Description of the task: Your answer must be an exact copy of the records below, with every picture left out.
=====
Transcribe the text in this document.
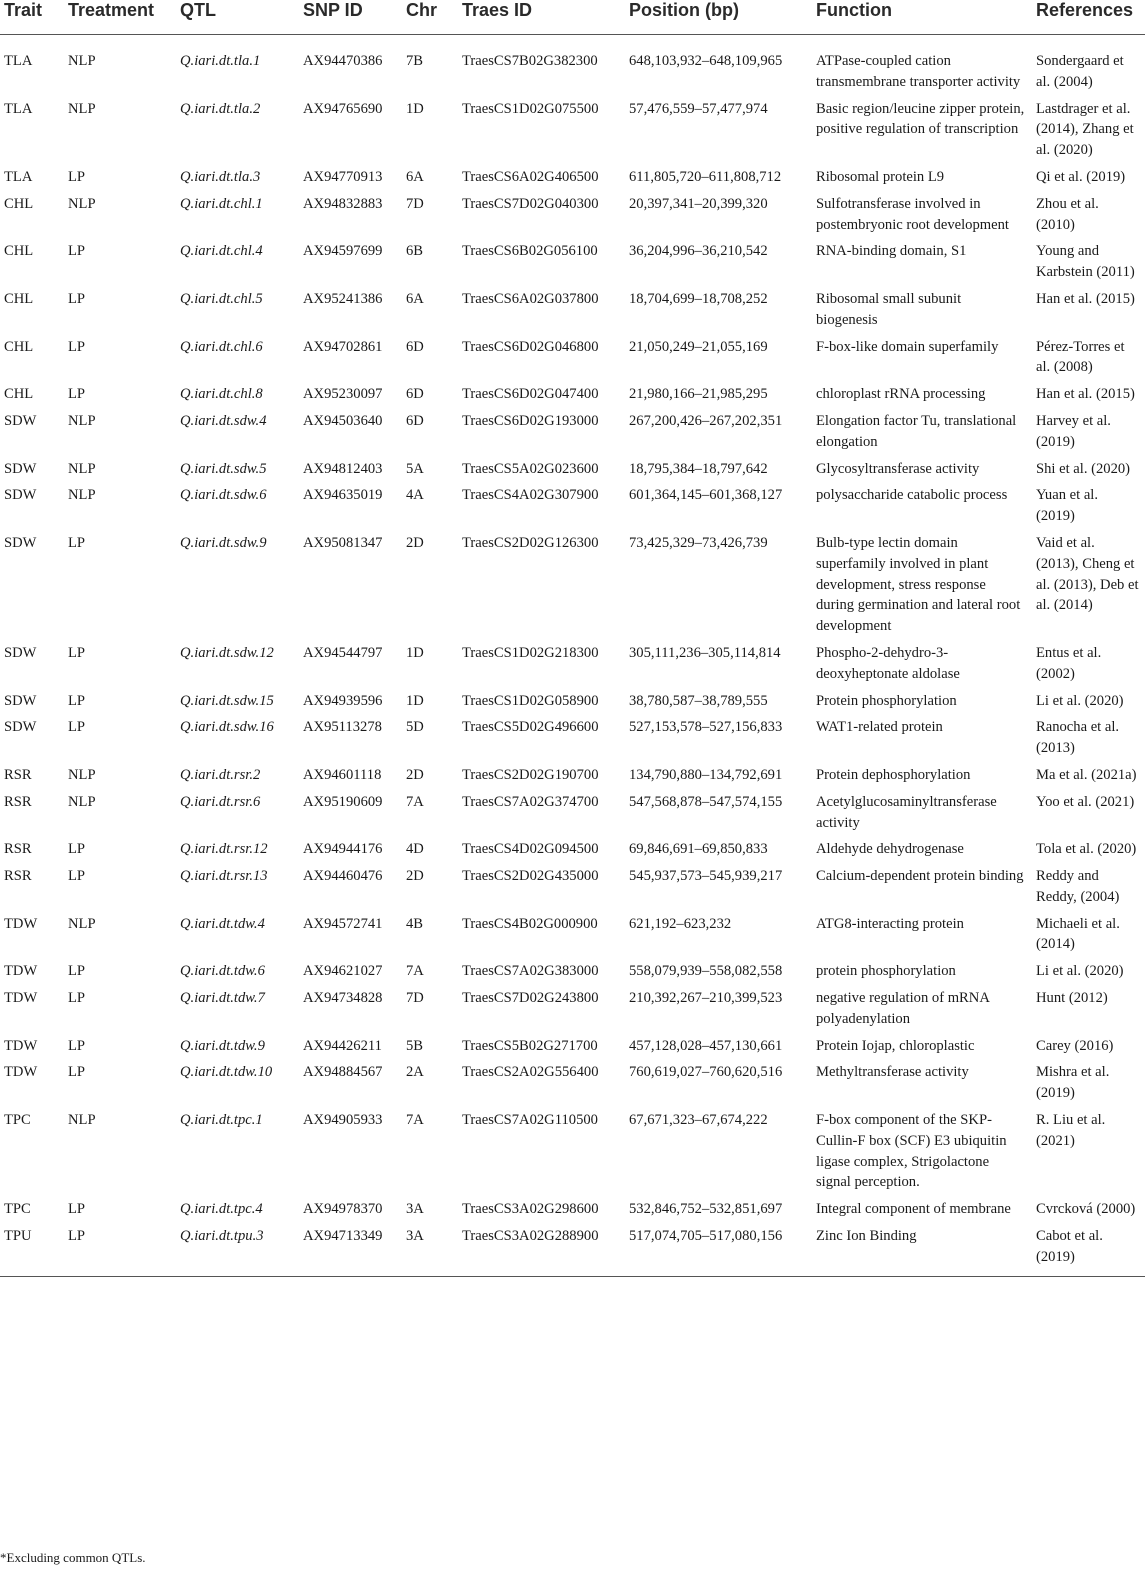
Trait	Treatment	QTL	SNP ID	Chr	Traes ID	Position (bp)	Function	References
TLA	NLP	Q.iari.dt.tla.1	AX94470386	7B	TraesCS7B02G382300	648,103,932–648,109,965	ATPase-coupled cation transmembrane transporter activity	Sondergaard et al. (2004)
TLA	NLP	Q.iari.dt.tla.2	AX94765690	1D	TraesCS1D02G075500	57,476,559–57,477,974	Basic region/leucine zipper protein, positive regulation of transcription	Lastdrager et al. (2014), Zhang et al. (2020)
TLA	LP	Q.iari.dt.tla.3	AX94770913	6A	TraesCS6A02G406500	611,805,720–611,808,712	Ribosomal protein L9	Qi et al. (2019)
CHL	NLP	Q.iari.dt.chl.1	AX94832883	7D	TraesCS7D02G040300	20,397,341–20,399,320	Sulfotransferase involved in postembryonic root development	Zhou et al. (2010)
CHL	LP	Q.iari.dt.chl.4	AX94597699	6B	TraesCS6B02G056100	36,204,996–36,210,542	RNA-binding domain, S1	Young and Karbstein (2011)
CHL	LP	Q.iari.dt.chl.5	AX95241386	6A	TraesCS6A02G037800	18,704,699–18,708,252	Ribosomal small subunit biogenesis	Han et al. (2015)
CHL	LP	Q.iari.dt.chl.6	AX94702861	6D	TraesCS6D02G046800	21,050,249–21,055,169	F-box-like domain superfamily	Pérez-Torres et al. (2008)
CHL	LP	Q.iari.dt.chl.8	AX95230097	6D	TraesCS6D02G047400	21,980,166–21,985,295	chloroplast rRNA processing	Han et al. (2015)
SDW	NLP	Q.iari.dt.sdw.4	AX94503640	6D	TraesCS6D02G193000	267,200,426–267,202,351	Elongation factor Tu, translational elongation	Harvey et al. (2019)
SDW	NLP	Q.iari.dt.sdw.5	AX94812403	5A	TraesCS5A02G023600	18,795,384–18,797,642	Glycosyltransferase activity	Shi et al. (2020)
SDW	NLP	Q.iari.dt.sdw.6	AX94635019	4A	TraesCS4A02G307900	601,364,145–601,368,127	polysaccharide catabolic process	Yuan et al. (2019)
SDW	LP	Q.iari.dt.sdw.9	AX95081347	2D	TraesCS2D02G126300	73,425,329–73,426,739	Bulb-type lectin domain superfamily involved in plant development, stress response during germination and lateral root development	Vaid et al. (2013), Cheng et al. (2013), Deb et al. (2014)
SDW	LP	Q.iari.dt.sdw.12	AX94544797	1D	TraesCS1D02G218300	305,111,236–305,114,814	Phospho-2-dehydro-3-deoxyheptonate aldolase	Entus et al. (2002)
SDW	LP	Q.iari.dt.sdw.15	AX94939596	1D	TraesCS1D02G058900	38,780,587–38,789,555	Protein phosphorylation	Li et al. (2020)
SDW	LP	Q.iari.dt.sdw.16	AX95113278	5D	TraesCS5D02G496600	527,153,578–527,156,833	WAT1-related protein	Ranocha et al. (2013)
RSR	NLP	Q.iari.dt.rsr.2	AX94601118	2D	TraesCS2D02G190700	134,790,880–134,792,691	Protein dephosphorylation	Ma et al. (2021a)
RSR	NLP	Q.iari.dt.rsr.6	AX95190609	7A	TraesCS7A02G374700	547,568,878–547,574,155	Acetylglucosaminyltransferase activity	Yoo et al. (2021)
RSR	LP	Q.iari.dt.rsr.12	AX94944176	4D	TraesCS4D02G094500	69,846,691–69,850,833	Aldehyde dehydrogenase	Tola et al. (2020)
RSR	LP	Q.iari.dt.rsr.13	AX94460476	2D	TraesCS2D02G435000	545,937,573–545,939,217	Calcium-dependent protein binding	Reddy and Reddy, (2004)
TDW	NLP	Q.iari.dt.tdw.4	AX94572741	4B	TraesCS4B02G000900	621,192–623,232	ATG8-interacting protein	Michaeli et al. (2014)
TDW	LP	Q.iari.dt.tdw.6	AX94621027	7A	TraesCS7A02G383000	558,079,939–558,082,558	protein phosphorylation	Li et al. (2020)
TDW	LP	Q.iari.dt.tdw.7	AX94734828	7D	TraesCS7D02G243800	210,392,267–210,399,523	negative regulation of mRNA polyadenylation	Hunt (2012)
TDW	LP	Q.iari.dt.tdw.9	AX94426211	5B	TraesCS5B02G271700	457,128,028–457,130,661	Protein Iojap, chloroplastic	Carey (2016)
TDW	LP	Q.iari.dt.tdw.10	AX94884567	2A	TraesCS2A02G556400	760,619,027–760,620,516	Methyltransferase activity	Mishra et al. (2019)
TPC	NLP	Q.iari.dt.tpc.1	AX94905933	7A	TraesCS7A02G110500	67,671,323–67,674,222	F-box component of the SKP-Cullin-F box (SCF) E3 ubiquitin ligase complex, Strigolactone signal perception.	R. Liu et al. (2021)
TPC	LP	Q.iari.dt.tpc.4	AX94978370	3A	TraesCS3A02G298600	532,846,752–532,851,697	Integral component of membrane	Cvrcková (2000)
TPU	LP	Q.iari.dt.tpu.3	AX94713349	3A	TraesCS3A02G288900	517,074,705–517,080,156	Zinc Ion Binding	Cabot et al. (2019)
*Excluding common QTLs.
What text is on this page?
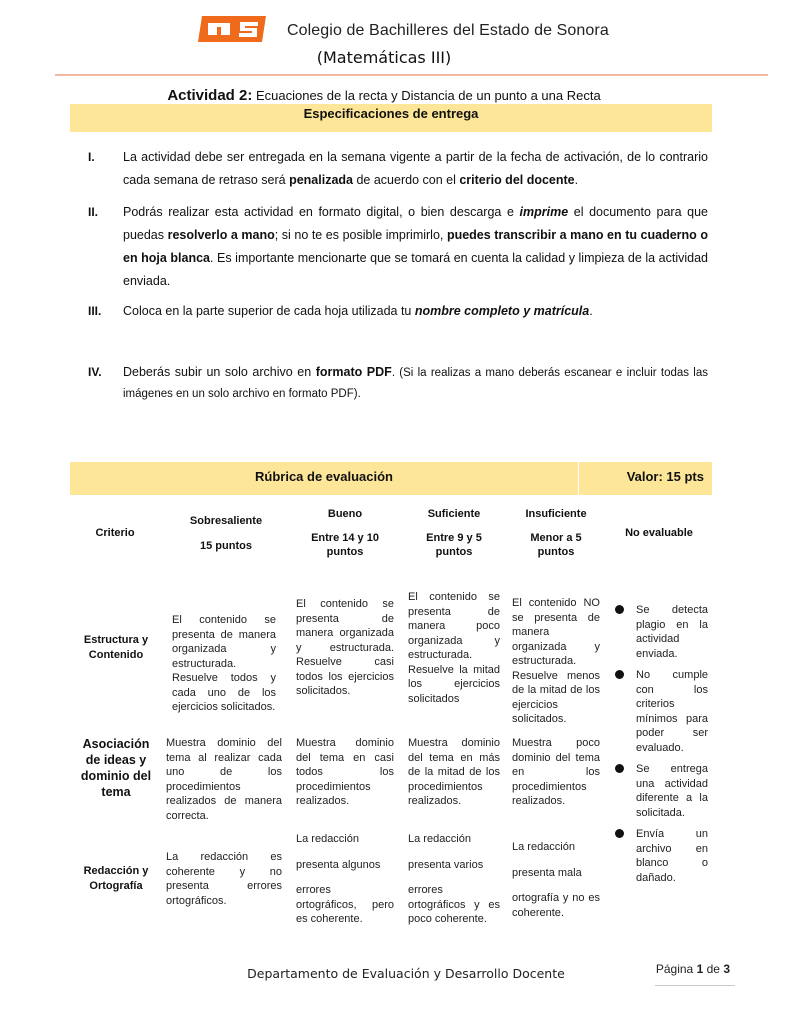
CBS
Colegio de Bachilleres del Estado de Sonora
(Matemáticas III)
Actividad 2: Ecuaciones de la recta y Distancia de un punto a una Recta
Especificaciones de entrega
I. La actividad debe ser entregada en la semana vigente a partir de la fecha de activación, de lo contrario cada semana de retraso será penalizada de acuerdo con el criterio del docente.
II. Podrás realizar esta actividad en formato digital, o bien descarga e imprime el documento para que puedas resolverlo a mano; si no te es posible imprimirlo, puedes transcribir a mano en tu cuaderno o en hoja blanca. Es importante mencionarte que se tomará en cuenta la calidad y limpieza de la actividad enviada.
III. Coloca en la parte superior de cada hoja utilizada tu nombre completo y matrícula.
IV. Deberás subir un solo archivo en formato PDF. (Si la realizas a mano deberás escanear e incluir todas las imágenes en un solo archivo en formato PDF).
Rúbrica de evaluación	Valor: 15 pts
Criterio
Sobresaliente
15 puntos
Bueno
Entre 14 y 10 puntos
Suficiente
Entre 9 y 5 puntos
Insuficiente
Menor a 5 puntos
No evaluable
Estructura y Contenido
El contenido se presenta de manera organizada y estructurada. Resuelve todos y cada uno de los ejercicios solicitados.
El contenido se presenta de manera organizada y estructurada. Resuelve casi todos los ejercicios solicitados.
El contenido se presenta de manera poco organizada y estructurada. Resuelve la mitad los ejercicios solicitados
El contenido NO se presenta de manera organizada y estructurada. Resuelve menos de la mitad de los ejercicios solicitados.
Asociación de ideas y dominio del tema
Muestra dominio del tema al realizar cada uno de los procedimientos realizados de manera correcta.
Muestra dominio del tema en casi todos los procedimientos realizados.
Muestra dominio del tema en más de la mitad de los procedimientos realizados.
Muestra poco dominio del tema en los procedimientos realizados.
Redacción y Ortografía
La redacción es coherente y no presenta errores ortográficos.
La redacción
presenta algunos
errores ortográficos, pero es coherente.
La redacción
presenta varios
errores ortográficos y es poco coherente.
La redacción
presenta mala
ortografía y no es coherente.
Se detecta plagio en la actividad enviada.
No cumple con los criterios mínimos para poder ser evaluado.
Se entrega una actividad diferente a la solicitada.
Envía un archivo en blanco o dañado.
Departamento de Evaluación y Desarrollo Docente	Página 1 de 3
=====
Task solution:
Transcribe the text in this document.
Trait	Treatment	QTL	SNP ID	Chr	Traes ID	Position (bp)	Function	References
TLA	NLP	Q.iari.dt.tla.1	AX94470386	7B	TraesCS7B02G382300	648,103,932–648,109,965	ATPase-coupled cation transmembrane transporter activity	Sondergaard et al. (2004)
TLA	NLP	Q.iari.dt.tla.2	AX94765690	1D	TraesCS1D02G075500	57,476,559–57,477,974	Basic region/leucine zipper protein, positive regulation of transcription	Lastdrager et al. (2014), Zhang et al. (2020)
TLA	LP	Q.iari.dt.tla.3	AX94770913	6A	TraesCS6A02G406500	611,805,720–611,808,712	Ribosomal protein L9	Qi et al. (2019)
CHL	NLP	Q.iari.dt.chl.1	AX94832883	7D	TraesCS7D02G040300	20,397,341–20,399,320	Sulfotransferase involved in postembryonic root development	Zhou et al. (2010)
CHL	LP	Q.iari.dt.chl.4	AX94597699	6B	TraesCS6B02G056100	36,204,996–36,210,542	RNA-binding domain, S1	Young and Karbstein (2011)
CHL	LP	Q.iari.dt.chl.5	AX95241386	6A	TraesCS6A02G037800	18,704,699–18,708,252	Ribosomal small subunit biogenesis	Han et al. (2015)
CHL	LP	Q.iari.dt.chl.6	AX94702861	6D	TraesCS6D02G046800	21,050,249–21,055,169	F-box-like domain superfamily	Pérez-Torres et al. (2008)
CHL	LP	Q.iari.dt.chl.8	AX95230097	6D	TraesCS6D02G047400	21,980,166–21,985,295	chloroplast rRNA processing	Han et al. (2015)
SDW	NLP	Q.iari.dt.sdw.4	AX94503640	6D	TraesCS6D02G193000	267,200,426–267,202,351	Elongation factor Tu, translational elongation	Harvey et al. (2019)
SDW	NLP	Q.iari.dt.sdw.5	AX94812403	5A	TraesCS5A02G023600	18,795,384–18,797,642	Glycosyltransferase activity	Shi et al. (2020)
SDW	NLP	Q.iari.dt.sdw.6	AX94635019	4A	TraesCS4A02G307900	601,364,145–601,368,127	polysaccharide catabolic process	Yuan et al. (2019)
SDW	LP	Q.iari.dt.sdw.9	AX95081347	2D	TraesCS2D02G126300	73,425,329–73,426,739	Bulb-type lectin domain superfamily involved in plant development, stress response during germination and lateral root development	Vaid et al. (2013), Cheng et al. (2013), Deb et al. (2014)
SDW	LP	Q.iari.dt.sdw.12	AX94544797	1D	TraesCS1D02G218300	305,111,236–305,114,814	Phospho-2-dehydro-3-deoxyheptonate aldolase	Entus et al. (2002)
SDW	LP	Q.iari.dt.sdw.15	AX94939596	1D	TraesCS1D02G058900	38,780,587–38,789,555	Protein phosphorylation	Li et al. (2020)
SDW	LP	Q.iari.dt.sdw.16	AX95113278	5D	TraesCS5D02G496600	527,153,578–527,156,833	WAT1-related protein	Ranocha et al. (2013)
RSR	NLP	Q.iari.dt.rsr.2	AX94601118	2D	TraesCS2D02G190700	134,790,880–134,792,691	Protein dephosphorylation	Ma et al. (2021a)
RSR	NLP	Q.iari.dt.rsr.6	AX95190609	7A	TraesCS7A02G374700	547,568,878–547,574,155	Acetylglucosaminyltransferase activity	Yoo et al. (2021)
RSR	LP	Q.iari.dt.rsr.12	AX94944176	4D	TraesCS4D02G094500	69,846,691–69,850,833	Aldehyde dehydrogenase	Tola et al. (2020)
RSR	LP	Q.iari.dt.rsr.13	AX94460476	2D	TraesCS2D02G435000	545,937,573–545,939,217	Calcium-dependent protein binding	Reddy and Reddy, (2004)
TDW	NLP	Q.iari.dt.tdw.4	AX94572741	4B	TraesCS4B02G000900	621,192–623,232	ATG8-interacting protein	Michaeli et al. (2014)
TDW	LP	Q.iari.dt.tdw.6	AX94621027	7A	TraesCS7A02G383000	558,079,939–558,082,558	protein phosphorylation	Li et al. (2020)
TDW	LP	Q.iari.dt.tdw.7	AX94734828	7D	TraesCS7D02G243800	210,392,267–210,399,523	negative regulation of mRNA polyadenylation	Hunt (2012)
TDW	LP	Q.iari.dt.tdw.9	AX94426211	5B	TraesCS5B02G271700	457,128,028–457,130,661	Protein Iojap, chloroplastic	Carey (2016)
TDW	LP	Q.iari.dt.tdw.10	AX94884567	2A	TraesCS2A02G556400	760,619,027–760,620,516	Methyltransferase activity	Mishra et al. (2019)
TPC	NLP	Q.iari.dt.tpc.1	AX94905933	7A	TraesCS7A02G110500	67,671,323–67,674,222	F-box component of the SKP-Cullin-F box (SCF) E3 ubiquitin ligase complex, Strigolactone signal perception.	R. Liu et al. (2021)
TPC	LP	Q.iari.dt.tpc.4	AX94978370	3A	TraesCS3A02G298600	532,846,752–532,851,697	Integral component of membrane	Cvrcková (2000)
TPU	LP	Q.iari.dt.tpu.3	AX94713349	3A	TraesCS3A02G288900	517,074,705–517,080,156	Zinc Ion Binding	Cabot et al. (2019)
*Excluding common QTLs.
What text is on this page?
CBS
Colegio de Bachilleres del Estado de Sonora
(Matemáticas III)
Actividad 2: Ecuaciones de la recta y Distancia de un punto a una Recta
Especificaciones de entrega
I. La actividad debe ser entregada en la semana vigente a partir de la fecha de activación, de lo contrario cada semana de retraso será penalizada de acuerdo con el criterio del docente.
II. Podrás realizar esta actividad en formato digital, o bien descarga e imprime el documento para que puedas resolverlo a mano; si no te es posible imprimirlo, puedes transcribir a mano en tu cuaderno o en hoja blanca. Es importante mencionarte que se tomará en cuenta la calidad y limpieza de la actividad enviada.
III. Coloca en la parte superior de cada hoja utilizada tu nombre completo y matrícula.
IV. Deberás subir un solo archivo en formato PDF. (Si la realizas a mano deberás escanear e incluir todas las imágenes en un solo archivo en formato PDF).
Rúbrica de evaluación	Valor: 15 pts
Criterio
Sobresaliente
15 puntos
Bueno
Entre 14 y 10 puntos
Suficiente
Entre 9 y 5 puntos
Insuficiente
Menor a 5 puntos
No evaluable
Estructura y Contenido
El contenido se presenta de manera organizada y estructurada. Resuelve todos y cada uno de los ejercicios solicitados.
El contenido se presenta de manera organizada y estructurada. Resuelve casi todos los ejercicios solicitados.
El contenido se presenta de manera poco organizada y estructurada. Resuelve la mitad los ejercicios solicitados
El contenido NO se presenta de manera organizada y estructurada. Resuelve menos de la mitad de los ejercicios solicitados.
Asociación de ideas y dominio del tema
Muestra dominio del tema al realizar cada uno de los procedimientos realizados de manera correcta.
Muestra dominio del tema en casi todos los procedimientos realizados.
Muestra dominio del tema en más de la mitad de los procedimientos realizados.
Muestra poco dominio del tema en los procedimientos realizados.
Redacción y Ortografía
La redacción es coherente y no presenta errores ortográficos.
La redacción
presenta algunos
errores ortográficos, pero es coherente.
La redacción
presenta varios
errores ortográficos y es poco coherente.
La redacción
presenta mala
ortografía y no es coherente.
Se detecta plagio en la actividad enviada.
No cumple con los criterios mínimos para poder ser evaluado.
Se entrega una actividad diferente a la solicitada.
Envía un archivo en blanco o dañado.
Departamento de Evaluación y Desarrollo Docente	Página 1 de 3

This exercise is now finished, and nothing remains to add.